**GOAL**
Every record here needs to be written out again exactly.

(Stored entries)
---+---
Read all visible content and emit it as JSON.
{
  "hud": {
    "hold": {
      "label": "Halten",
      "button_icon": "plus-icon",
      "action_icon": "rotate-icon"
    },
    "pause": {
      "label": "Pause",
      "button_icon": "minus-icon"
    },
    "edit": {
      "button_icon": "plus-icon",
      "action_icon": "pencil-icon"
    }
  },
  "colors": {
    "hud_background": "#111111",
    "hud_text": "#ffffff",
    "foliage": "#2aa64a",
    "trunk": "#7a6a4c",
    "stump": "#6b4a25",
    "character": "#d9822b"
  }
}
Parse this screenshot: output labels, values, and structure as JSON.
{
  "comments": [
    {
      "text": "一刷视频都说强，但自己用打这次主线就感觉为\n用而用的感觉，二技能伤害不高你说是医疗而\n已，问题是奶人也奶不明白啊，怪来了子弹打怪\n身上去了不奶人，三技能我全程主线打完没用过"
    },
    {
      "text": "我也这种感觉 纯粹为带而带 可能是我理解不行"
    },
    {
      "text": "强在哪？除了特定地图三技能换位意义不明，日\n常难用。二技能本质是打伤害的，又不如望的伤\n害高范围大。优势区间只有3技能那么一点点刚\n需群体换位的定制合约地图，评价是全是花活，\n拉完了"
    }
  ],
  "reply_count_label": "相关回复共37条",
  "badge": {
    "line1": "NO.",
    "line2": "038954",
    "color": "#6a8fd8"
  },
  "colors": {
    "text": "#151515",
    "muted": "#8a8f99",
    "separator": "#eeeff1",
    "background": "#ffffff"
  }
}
---+---
**SOLUTION**
Read all visible content and emit it as JSON.
{
  "hud": {
    "hold": {
      "label": "Halten",
      "button_icon": "plus-icon",
      "action_icon": "rotate-icon"
    },
    "pause": {
      "label": "Pause",
      "button_icon": "minus-icon"
    },
    "edit": {
      "button_icon": "plus-icon",
      "action_icon": "pencil-icon"
    }
  },
  "colors": {
    "hud_background": "#111111",
    "hud_text": "#ffffff",
    "foliage": "#2aa64a",
    "trunk": "#7a6a4c",
    "stump": "#6b4a25",
    "character": "#d9822b"
  }
}
Parse this screenshot: output labels, values, and structure as JSON.
{
  "comments": [
    {
      "text": "一刷视频都说强，但自己用打这次主线就感觉为\n用而用的感觉，二技能伤害不高你说是医疗而\n已，问题是奶人也奶不明白啊，怪来了子弹打怪\n身上去了不奶人，三技能我全程主线打完没用过"
    },
    {
      "text": "我也这种感觉 纯粹为带而带 可能是我理解不行"
    },
    {
      "text": "强在哪？除了特定地图三技能换位意义不明，日\n常难用。二技能本质是打伤害的，又不如望的伤\n害高范围大。优势区间只有3技能那么一点点刚\n需群体换位的定制合约地图，评价是全是花活，\n拉完了"
    }
  ],
  "reply_count_label": "相关回复共37条",
  "badge": {
    "line1": "NO.",
    "line2": "038954",
    "color": "#6a8fd8"
  },
  "colors": {
    "text": "#151515",
    "muted": "#8a8f99",
    "separator": "#eeeff1",
    "background": "#ffffff"
  }
}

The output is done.